Recorded information:
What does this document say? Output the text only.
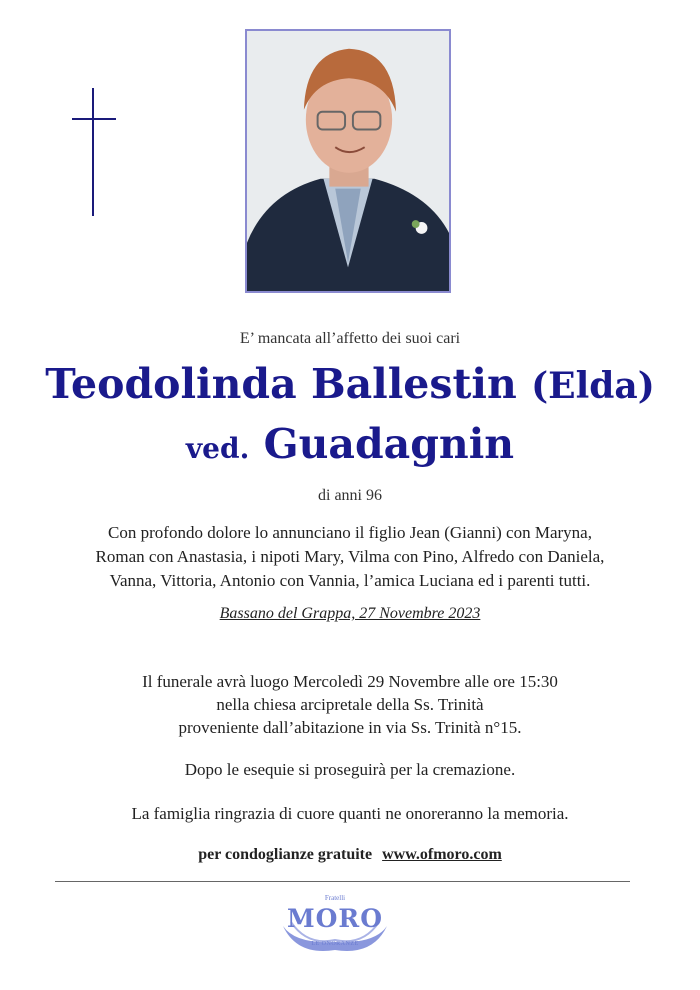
E’ mancata all’affetto dei suoi cari
Teodolinda Ballestin (Elda)
ved. Guadagnin
di anni 96
Con profondo dolore lo annunciano il figlio Jean (Gianni) con Maryna,
Roman con Anastasia, i nipoti Mary, Vilma con Pino, Alfredo con Daniela,
Vanna, Vittoria, Antonio con Vannia, l’amica Luciana ed i parenti tutti.
Bassano del Grappa, 27 Novembre 2023
Il funerale avrà luogo Mercoledì 29 Novembre alle ore 15:30
nella chiesa arcipretale della Ss. Trinità
proveniente dall’abitazione in via Ss. Trinità n°15.
Dopo le esequie si proseguirà per la cremazione.
La famiglia ringrazia di cuore quanti ne onoreranno la memoria.
per condoglianze gratuite www.ofmoro.com
Fratelli
MORO
LE ONORANZE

Given task: Using the listing above, show every line that includes the string "Trinità".

Solution:
nella chiesa arcipretale della Ss. Trinità
proveniente dall’abitazione in via Ss. Trinità n°15.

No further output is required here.